>>>>>

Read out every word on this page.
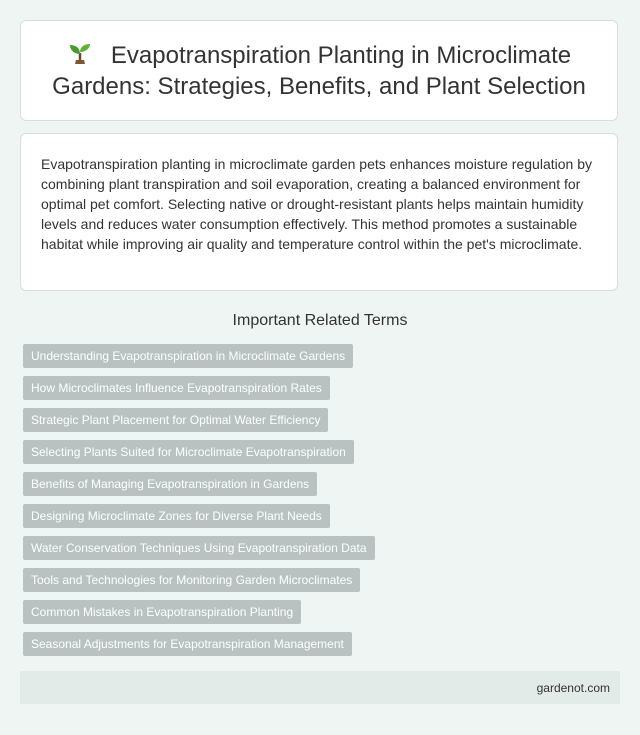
Evapotranspiration Planting in Microclimate Gardens: Strategies, Benefits, and Plant Selection

Evapotranspiration planting in microclimate garden pets enhances moisture regulation by combining plant transpiration and soil evaporation, creating a balanced environment for optimal pet comfort. Selecting native or drought-resistant plants helps maintain humidity levels and reduces water consumption effectively. This method promotes a sustainable habitat while improving air quality and temperature control within the pet's microclimate.

Important Related Terms
Understanding Evapotranspiration in Microclimate Gardens
How Microclimates Influence Evapotranspiration Rates
Strategic Plant Placement for Optimal Water Efficiency
Selecting Plants Suited for Microclimate Evapotranspiration
Benefits of Managing Evapotranspiration in Gardens
Designing Microclimate Zones for Diverse Plant Needs
Water Conservation Techniques Using Evapotranspiration Data
Tools and Technologies for Monitoring Garden Microclimates
Common Mistakes in Evapotranspiration Planting
Seasonal Adjustments for Evapotranspiration Management
gardenot.com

<<<<<

▸ **Exercise task**: From the data, list each line in which the string "Gardens" appears.

▸ **Task result**:
Evapotranspiration Planting in Microclimate Gardens: Strategies, Benefits, and Plant Selection
Understanding Evapotranspiration in Microclimate Gardens
Benefits of Managing Evapotranspiration in Gardens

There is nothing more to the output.